SOURCE EXCERPT:
------------------------------------------------------------------------
MGL is a two people shop out of southern Germany. Mark and Rebecca are self-taught, and are just at the start of the beginning of exploring the jacket world. I reached out to them late July last year and tentatively enquired about their Cossack style in a natural leather.
After a bit of discussion, we agreed on the details, and the process started with a “starter kit” comprising of leather samples, a measuring tape and a list of requested measurements that would leave Langlitz pale (not true, but it IS an extensive list).
I stalled the proceeding a bit by going on my summer break etc., but by December I had my cotton mock-up.

After two video-calls and dialling in all changes, I finally got the jacket yesterday.

Fit is pretty much perfect. There is some room to layer, and that’s how I wanted it. Also, I am at a 15 year low on weight, so a bit of allowance for an extra pound seems acutely in order too.

Details are spectacular, especially for a start-up. Button-holes, stitching, all clean and oozing quality. I am not a stitch counter at all, but if I were, I’d be equally happy. I did very few detail shots, there are more on the Instagram of MGL.
As a liner, I went with a navy blue cotton twill with two inside pockets.

The hide, the hide, the hide! Tanned just an hours drive from the shop, this is 1,4+mm natural cowhide. Thick, spongy, grainy, with a feel of a moist towel. I mean all that in a positive way! With the open-pored texture, this will evolve quite a bit, and I managed to get a stain on it within the first ten minutes of wear. Now, I am good to go.
------------------------------------------------------------------------
SUPPLIED DATA:
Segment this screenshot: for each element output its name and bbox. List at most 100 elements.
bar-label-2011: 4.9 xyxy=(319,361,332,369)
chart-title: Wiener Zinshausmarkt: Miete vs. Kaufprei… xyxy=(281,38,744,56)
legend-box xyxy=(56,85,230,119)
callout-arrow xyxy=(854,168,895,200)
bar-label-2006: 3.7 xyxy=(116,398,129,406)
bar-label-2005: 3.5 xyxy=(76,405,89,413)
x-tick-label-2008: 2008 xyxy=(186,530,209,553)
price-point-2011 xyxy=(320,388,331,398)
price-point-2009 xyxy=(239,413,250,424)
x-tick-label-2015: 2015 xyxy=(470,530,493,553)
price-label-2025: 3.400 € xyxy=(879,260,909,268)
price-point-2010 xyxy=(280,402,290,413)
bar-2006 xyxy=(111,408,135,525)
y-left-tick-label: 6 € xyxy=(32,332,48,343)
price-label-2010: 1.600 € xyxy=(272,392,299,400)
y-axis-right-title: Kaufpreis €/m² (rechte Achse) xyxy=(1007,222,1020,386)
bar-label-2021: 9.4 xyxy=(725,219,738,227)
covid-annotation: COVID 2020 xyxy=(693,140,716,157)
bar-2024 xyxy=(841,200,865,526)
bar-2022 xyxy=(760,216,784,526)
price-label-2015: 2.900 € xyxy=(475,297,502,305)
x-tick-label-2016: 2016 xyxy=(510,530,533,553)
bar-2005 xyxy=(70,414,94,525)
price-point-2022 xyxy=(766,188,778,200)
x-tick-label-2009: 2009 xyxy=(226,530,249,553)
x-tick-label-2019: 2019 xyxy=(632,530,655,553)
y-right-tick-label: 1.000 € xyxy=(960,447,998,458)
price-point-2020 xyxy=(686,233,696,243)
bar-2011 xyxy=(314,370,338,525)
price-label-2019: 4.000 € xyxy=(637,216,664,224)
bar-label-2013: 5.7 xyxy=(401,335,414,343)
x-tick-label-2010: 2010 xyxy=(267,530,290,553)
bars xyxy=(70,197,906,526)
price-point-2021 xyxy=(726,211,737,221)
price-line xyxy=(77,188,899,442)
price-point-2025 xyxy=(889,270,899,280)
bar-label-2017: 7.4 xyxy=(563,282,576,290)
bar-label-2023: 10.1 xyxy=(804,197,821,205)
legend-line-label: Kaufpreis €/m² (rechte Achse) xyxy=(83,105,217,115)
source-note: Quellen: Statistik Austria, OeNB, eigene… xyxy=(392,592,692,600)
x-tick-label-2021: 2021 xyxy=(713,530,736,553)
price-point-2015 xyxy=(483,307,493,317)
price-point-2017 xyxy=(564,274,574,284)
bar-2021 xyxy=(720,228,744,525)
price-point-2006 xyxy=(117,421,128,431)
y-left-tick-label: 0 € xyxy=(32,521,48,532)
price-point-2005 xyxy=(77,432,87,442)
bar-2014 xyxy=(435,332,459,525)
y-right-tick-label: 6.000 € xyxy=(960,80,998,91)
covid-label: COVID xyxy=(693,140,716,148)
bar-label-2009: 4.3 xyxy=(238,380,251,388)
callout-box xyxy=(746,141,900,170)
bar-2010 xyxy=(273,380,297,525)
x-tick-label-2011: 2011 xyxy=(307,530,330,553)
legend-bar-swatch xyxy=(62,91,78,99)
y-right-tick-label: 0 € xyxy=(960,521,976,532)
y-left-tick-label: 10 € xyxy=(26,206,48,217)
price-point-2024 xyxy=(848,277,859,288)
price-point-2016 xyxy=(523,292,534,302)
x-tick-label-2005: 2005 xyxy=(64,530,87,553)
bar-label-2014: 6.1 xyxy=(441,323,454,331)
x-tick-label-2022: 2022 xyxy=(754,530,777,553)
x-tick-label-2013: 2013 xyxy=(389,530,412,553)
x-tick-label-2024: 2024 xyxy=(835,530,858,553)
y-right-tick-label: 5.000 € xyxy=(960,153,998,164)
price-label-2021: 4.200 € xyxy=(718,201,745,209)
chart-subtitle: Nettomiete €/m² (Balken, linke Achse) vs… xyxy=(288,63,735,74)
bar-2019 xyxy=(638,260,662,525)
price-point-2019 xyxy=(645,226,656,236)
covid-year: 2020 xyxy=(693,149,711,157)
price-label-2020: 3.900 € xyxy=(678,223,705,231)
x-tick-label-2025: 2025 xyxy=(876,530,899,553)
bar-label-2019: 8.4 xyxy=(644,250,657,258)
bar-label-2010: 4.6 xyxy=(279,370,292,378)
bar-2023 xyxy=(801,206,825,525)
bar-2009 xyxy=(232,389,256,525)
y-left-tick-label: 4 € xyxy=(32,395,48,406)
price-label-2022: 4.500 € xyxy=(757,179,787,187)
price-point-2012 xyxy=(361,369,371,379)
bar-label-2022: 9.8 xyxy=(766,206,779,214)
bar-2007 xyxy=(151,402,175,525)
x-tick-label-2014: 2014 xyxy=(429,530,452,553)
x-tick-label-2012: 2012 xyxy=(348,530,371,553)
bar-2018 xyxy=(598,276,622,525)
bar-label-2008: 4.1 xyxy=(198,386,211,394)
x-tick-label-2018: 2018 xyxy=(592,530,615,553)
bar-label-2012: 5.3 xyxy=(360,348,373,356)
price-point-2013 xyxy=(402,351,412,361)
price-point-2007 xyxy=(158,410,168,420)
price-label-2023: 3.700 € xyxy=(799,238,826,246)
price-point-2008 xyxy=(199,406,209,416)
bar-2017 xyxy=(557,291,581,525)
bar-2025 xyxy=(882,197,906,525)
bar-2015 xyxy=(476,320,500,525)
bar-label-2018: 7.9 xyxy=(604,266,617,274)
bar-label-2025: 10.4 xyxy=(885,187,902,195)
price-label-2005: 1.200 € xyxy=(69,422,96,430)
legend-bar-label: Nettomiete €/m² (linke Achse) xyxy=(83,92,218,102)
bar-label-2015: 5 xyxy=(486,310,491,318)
------------------------------------------------------------------------
TO DO:
a. Return the records line for line, starting at their first line and ending with the line that contains "bar-label-2021: 9.4 xyxy=(725,219,738,227)".
b. Supply the next part of the leather jacket review, continuing after its last sentence.

RESPONSES FOR EACH TASK:
a.
Segment this screenshot: for each element output its name and bbox. List at most 100 elements.
bar-label-2011: 4.9 xyxy=(319,361,332,369)
chart-title: Wiener Zinshausmarkt: Miete vs. Kaufprei… xyxy=(281,38,744,56)
legend-box xyxy=(56,85,230,119)
callout-arrow xyxy=(854,168,895,200)
bar-label-2006: 3.7 xyxy=(116,398,129,406)
bar-label-2005: 3.5 xyxy=(76,405,89,413)
x-tick-label-2008: 2008 xyxy=(186,530,209,553)
price-point-2011 xyxy=(320,388,331,398)
price-point-2009 xyxy=(239,413,250,424)
x-tick-label-2015: 2015 xyxy=(470,530,493,553)
price-label-2025: 3.400 € xyxy=(879,260,909,268)
price-point-2010 xyxy=(280,402,290,413)
bar-2006 xyxy=(111,408,135,525)
y-left-tick-label: 6 € xyxy=(32,332,48,343)
price-label-2010: 1.600 € xyxy=(272,392,299,400)
y-axis-right-title: Kaufpreis €/m² (rechte Achse) xyxy=(1007,222,1020,386)
bar-label-2021: 9.4 xyxy=(725,219,738,227)

b.
Very happy that I went with Mark and Rebecca. They have been super responsive and open from day one. Communications were super easy, and all steps of the process were openly discussed and adhered to. I wanted a “personal” experience, and that’s what I got.
You can order a jacket from a professional, established business like Schott, Vanson, Thedi, RMC. All of them, at varying scales are small businesses.
You can also go to some of the very small outfits that have managed to make a name like Greg Field, John Chapman, Stu Clurman.
But how great is it to discover a micro-orga, just around the corner from where you live and build your own, “local” jacket!

Big recommendation for all of us who want a truly bespoke experience. Shouting out especially to those who are close enough to maybe even drop by in person (perhaps my only regret that I didn’t just drive down for a meet). I wasn’t worried about lead-time, and the whole process took a while, but as of yet, there is no gigantic backlog on orders. Just two great individuals, doing their thing at their pace.

Thanks for reading!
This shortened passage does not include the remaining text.